- Your instructions
Copy out all of the data exactly as it appears.

(Dataset rows)
==*==

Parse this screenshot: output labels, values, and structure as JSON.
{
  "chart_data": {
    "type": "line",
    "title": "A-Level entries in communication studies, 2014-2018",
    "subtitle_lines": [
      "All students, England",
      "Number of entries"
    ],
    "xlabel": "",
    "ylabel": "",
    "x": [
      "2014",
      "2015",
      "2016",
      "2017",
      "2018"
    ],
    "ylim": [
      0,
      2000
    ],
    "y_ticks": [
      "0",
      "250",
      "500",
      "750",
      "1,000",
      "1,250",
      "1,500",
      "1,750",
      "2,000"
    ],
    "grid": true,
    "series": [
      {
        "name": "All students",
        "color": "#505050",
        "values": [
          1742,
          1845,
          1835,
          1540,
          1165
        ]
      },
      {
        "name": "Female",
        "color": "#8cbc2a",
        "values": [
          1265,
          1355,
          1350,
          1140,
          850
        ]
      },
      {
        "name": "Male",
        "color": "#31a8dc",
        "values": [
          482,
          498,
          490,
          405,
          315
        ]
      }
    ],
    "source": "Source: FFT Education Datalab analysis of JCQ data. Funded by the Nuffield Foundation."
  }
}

==*==

- Exercise solution
Parse this screenshot: output labels, values, and structure as JSON.
{
  "chart_data": {
    "type": "line",
    "title": "A-Level entries in communication studies, 2014-2018",
    "subtitle_lines": [
      "All students, England",
      "Number of entries"
    ],
    "xlabel": "",
    "ylabel": "",
    "x": [
      "2014",
      "2015",
      "2016",
      "2017",
      "2018"
    ],
    "ylim": [
      0,
      2000
    ],
    "y_ticks": [
      "0",
      "250",
      "500",
      "750",
      "1,000",
      "1,250",
      "1,500",
      "1,750",
      "2,000"
    ],
    "grid": true,
    "series": [
      {
        "name": "All students",
        "color": "#505050",
        "values": [
          1742,
          1845,
          1835,
          1540,
          1165
        ]
      },
      {
        "name": "Female",
        "color": "#8cbc2a",
        "values": [
          1265,
          1355,
          1350,
          1140,
          850
        ]
      },
      {
        "name": "Male",
        "color": "#31a8dc",
        "values": [
          482,
          498,
          490,
          405,
          315
        ]
      }
    ],
    "source": "Source: FFT Education Datalab analysis of JCQ data. Funded by the Nuffield Foundation."
  }
}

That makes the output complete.